## AIM OF THE TASK
From the entries below, copy every line holding the word "document".

[Data extracted from a collection]

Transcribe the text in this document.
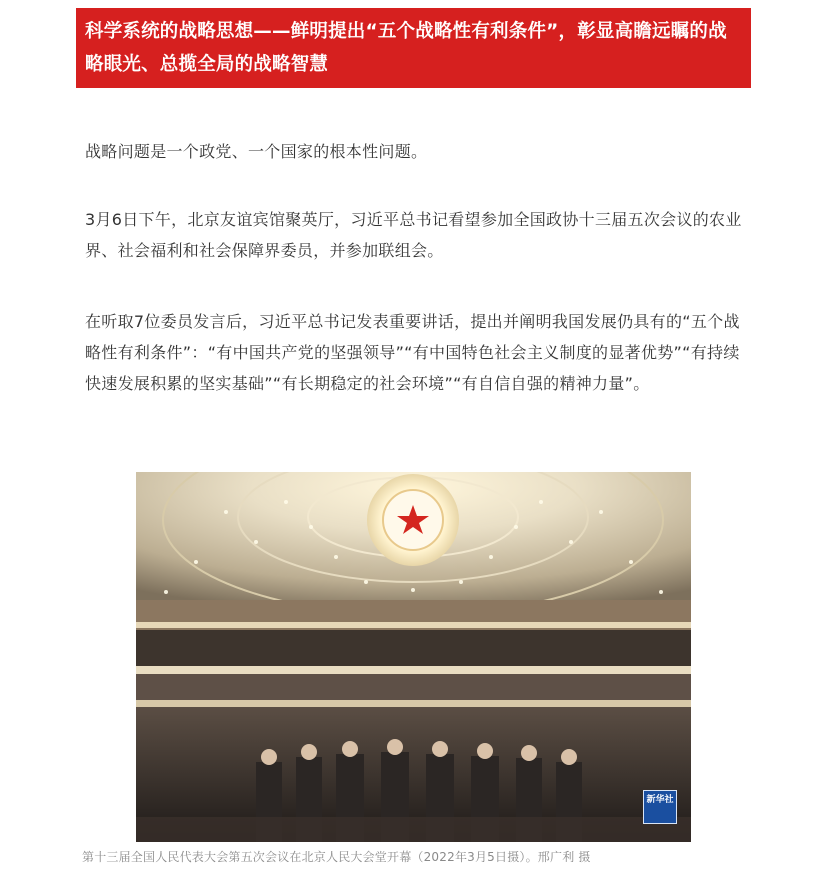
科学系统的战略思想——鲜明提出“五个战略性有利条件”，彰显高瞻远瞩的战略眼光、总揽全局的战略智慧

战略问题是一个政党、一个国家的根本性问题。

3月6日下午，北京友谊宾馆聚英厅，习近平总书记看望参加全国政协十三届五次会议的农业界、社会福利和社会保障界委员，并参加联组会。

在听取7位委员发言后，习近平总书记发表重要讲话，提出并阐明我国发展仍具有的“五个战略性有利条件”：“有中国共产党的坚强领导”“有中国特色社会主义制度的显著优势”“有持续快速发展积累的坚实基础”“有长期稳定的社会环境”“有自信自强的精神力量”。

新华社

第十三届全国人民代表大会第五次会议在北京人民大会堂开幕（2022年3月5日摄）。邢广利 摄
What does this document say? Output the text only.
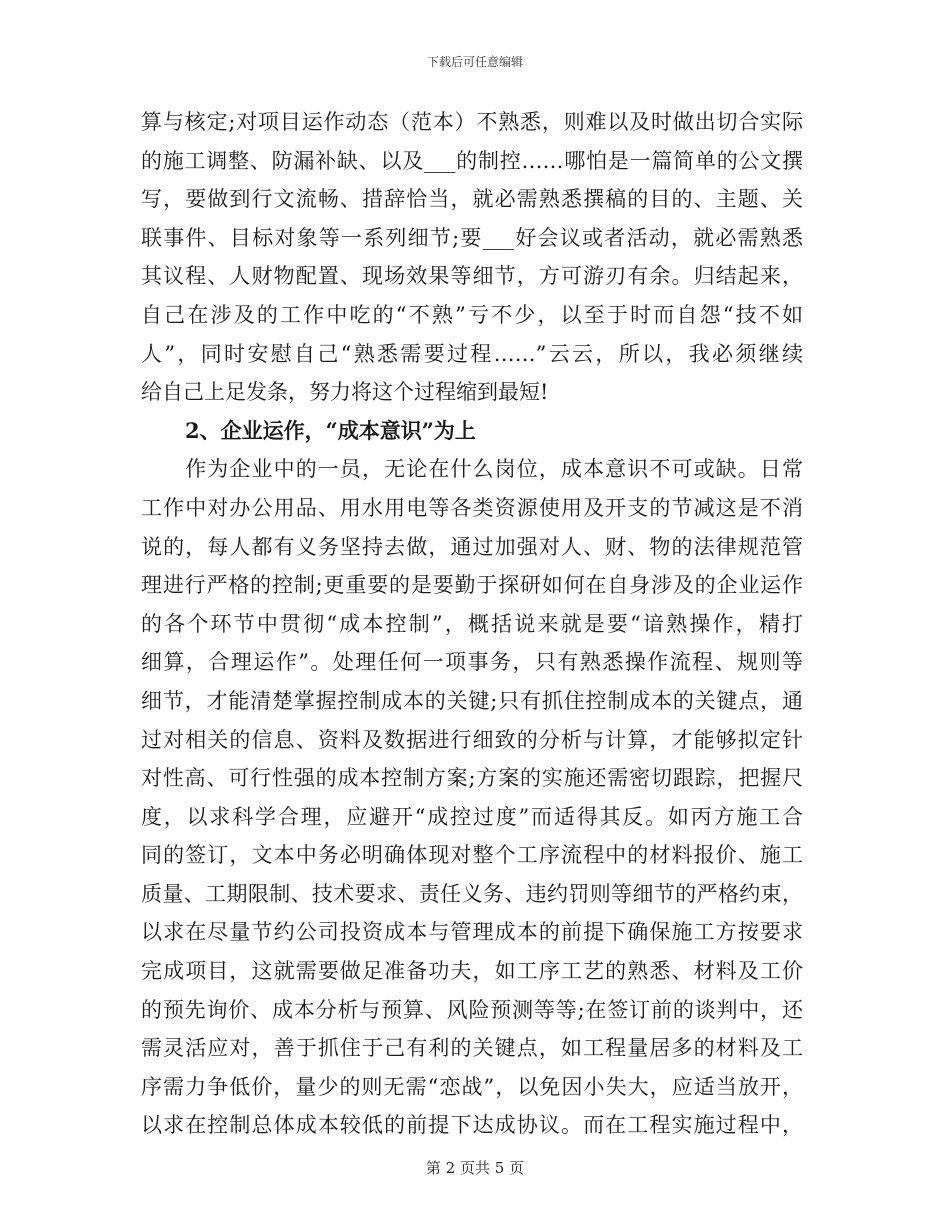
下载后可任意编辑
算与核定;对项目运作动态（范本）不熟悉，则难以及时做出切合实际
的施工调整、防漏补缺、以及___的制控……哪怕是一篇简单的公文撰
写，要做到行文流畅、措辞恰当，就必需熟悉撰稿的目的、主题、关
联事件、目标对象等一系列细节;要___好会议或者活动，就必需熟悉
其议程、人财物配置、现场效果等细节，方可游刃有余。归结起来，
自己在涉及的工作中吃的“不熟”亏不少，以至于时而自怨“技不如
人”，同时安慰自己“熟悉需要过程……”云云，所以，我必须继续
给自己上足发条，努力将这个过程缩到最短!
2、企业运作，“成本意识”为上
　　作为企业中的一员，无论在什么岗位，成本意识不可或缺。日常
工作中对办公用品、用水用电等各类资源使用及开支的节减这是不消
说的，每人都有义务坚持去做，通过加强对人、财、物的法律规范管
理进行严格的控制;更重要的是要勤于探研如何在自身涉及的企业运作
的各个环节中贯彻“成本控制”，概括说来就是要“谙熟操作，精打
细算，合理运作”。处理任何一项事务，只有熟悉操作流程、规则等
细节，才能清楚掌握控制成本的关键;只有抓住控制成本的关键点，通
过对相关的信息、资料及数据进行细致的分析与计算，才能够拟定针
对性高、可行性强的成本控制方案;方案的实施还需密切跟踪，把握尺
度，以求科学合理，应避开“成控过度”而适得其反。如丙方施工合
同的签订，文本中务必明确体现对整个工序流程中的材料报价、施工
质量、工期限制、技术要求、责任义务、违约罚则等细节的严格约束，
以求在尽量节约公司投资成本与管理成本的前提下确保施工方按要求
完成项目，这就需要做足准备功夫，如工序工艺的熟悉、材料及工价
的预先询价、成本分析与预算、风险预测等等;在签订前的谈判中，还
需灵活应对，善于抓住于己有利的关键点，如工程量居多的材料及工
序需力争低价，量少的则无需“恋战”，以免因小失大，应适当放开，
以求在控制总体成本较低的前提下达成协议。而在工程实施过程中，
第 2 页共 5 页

## WRITTEN ANSWER
Transcribe the text in this document.
What does this document say? Output the text only.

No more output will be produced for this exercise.